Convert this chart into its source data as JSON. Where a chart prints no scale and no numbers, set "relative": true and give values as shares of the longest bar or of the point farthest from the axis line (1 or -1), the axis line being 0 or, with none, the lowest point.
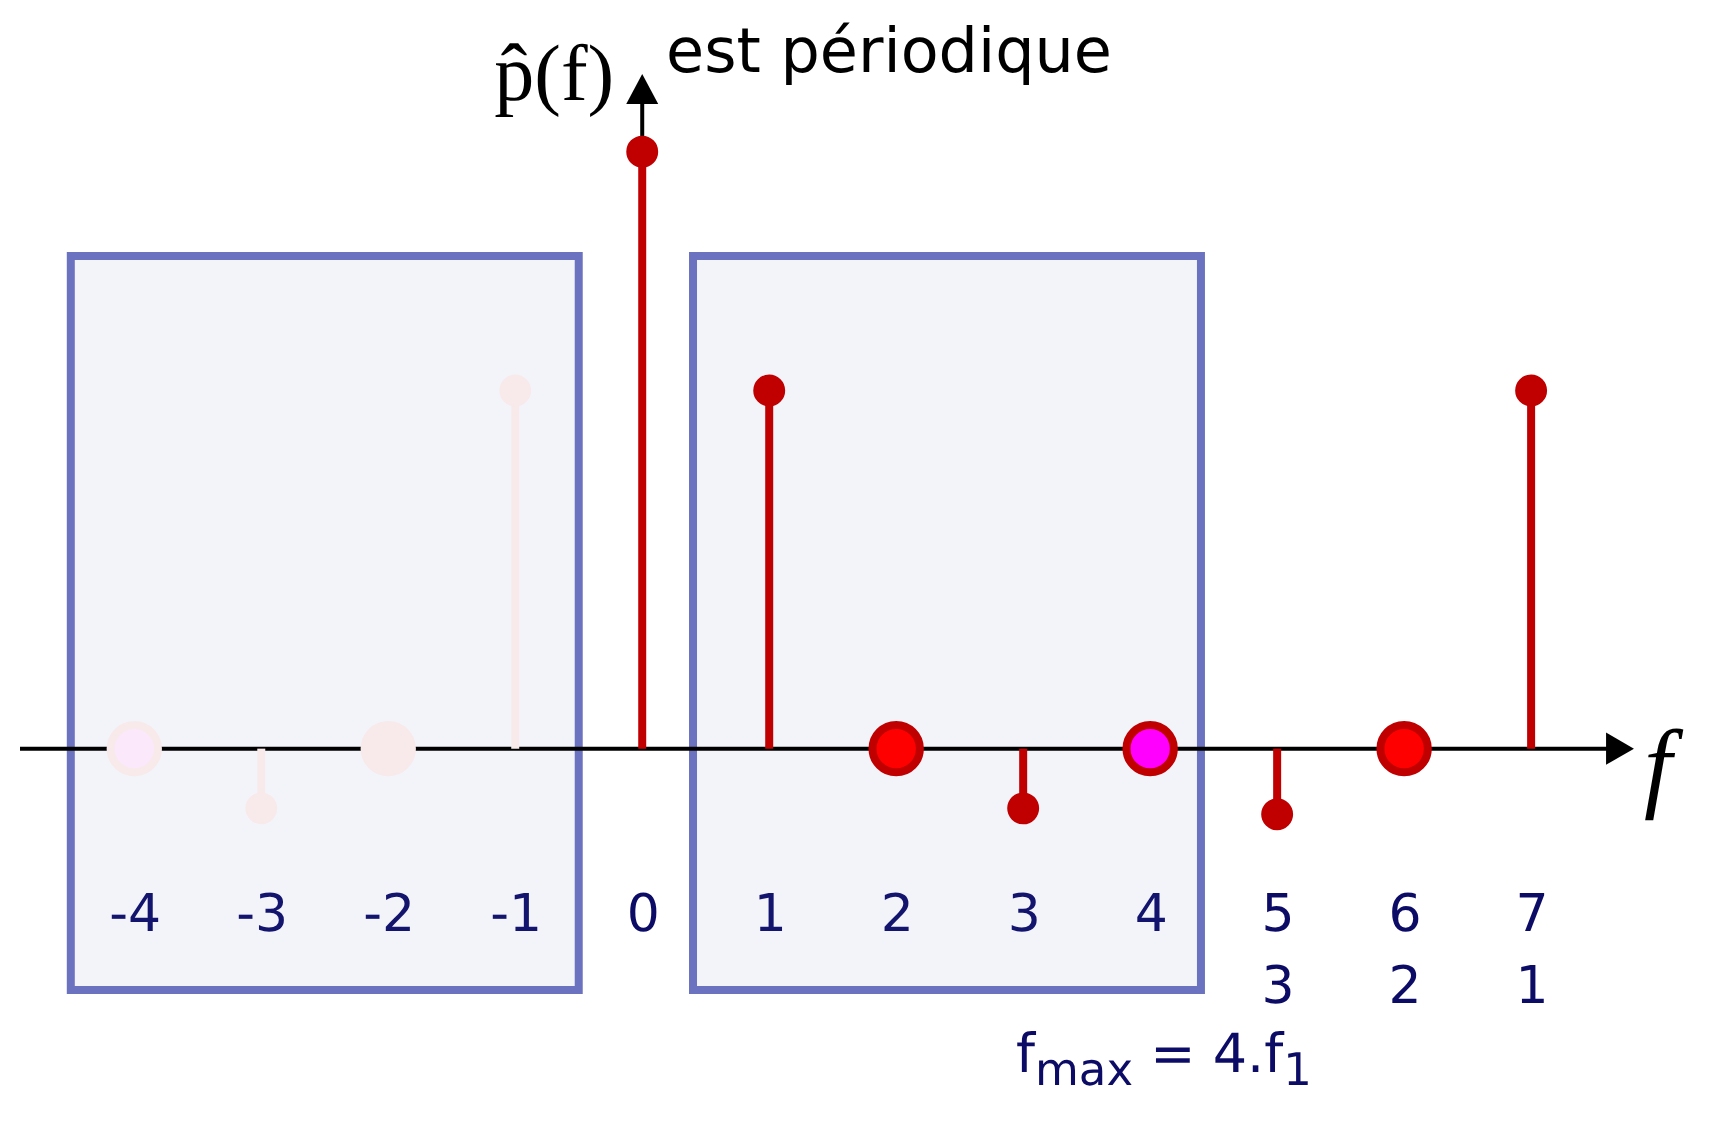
{
  "chart_data": {
    "type": "lollipop",
    "relative": true,
    "xlabel": "f",
    "ylabel": "p̂(f)",
    "annotations": [
      "est périodique",
      "f$_{max}$ = 4.f$_{1}$"
    ],
    "xlim": [
      -4.9,
      7.7
    ],
    "xticks": [
      -4,
      -3,
      -2,
      -1,
      0,
      1,
      2,
      3,
      4,
      {
        "value": 5,
        "label": "5\n3"
      },
      {
        "value": 6,
        "label": "6\n2"
      },
      {
        "value": 7,
        "label": "7\n1"
      }
    ],
    "tick_labels": "x",
    "marker": "circle",
    "bands": [
      {
        "axis": "x",
        "from": -4.5,
        "to": -0.5,
        "color": "#6b72c0"
      },
      {
        "axis": "x",
        "from": 0.4,
        "to": 4.4,
        "color": "#6b72c0"
      }
    ],
    "series": [
      {
        "type": "lollipop",
        "color": "#f8eaea",
        "colors": [
          "#fbe8fb",
          "#f8eaea",
          "#f8eaea",
          "#f8eaea"
        ],
        "x": [
          -4,
          -3,
          -2,
          -1
        ],
        "values": [
          0,
          -0.1,
          0,
          0.6
        ],
        "sizes": [
          1,
          0.4,
          1,
          0.4
        ]
      },
      {
        "type": "lollipop",
        "color": "#c00000",
        "colors": [
          "#c00000",
          "#c00000",
          "#ff0000",
          "#c00000",
          "#ff00ff",
          "#c00000",
          "#ff0000",
          "#c00000"
        ],
        "x": [
          0,
          1,
          2,
          3,
          4,
          5,
          6,
          7
        ],
        "values": [
          1,
          0.6,
          0,
          -0.1,
          0,
          -0.11,
          0,
          0.6
        ],
        "sizes": [
          0.4,
          0.4,
          1,
          0.4,
          1,
          0.4,
          1,
          0.4
        ]
      }
    ]
  }
}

□ □ □

DIRECTIONS -
Exclude the pictures, and transcribe all of the material exactly.

TASK RESPONSE -
Convert this chart into its source data as JSON. Where a chart prints no scale and no numbers, set "relative": true and give values as shares of the longest bar or of the point farthest from the axis line (1 or -1), the axis line being 0 or, with none, the lowest point.
{
  "chart_data": {
    "type": "lollipop",
    "relative": true,
    "xlabel": "f",
    "ylabel": "p̂(f)",
    "annotations": [
      "est périodique",
      "f$_{max}$ = 4.f$_{1}$"
    ],
    "xlim": [
      -4.9,
      7.7
    ],
    "xticks": [
      -4,
      -3,
      -2,
      -1,
      0,
      1,
      2,
      3,
      4,
      {
        "value": 5,
        "label": "5\n3"
      },
      {
        "value": 6,
        "label": "6\n2"
      },
      {
        "value": 7,
        "label": "7\n1"
      }
    ],
    "tick_labels": "x",
    "marker": "circle",
    "bands": [
      {
        "axis": "x",
        "from": -4.5,
        "to": -0.5,
        "color": "#6b72c0"
      },
      {
        "axis": "x",
        "from": 0.4,
        "to": 4.4,
        "color": "#6b72c0"
      }
    ],
    "series": [
      {
        "type": "lollipop",
        "color": "#f8eaea",
        "colors": [
          "#fbe8fb",
          "#f8eaea",
          "#f8eaea",
          "#f8eaea"
        ],
        "x": [
          -4,
          -3,
          -2,
          -1
        ],
        "values": [
          0,
          -0.1,
          0,
          0.6
        ],
        "sizes": [
          1,
          0.4,
          1,
          0.4
        ]
      },
      {
        "type": "lollipop",
        "color": "#c00000",
        "colors": [
          "#c00000",
          "#c00000",
          "#ff0000",
          "#c00000",
          "#ff00ff",
          "#c00000",
          "#ff0000",
          "#c00000"
        ],
        "x": [
          0,
          1,
          2,
          3,
          4,
          5,
          6,
          7
        ],
        "values": [
          1,
          0.6,
          0,
          -0.1,
          0,
          -0.11,
          0,
          0.6
        ],
        "sizes": [
          0.4,
          0.4,
          1,
          0.4,
          1,
          0.4,
          1,
          0.4
        ]
      }
    ]
  }
}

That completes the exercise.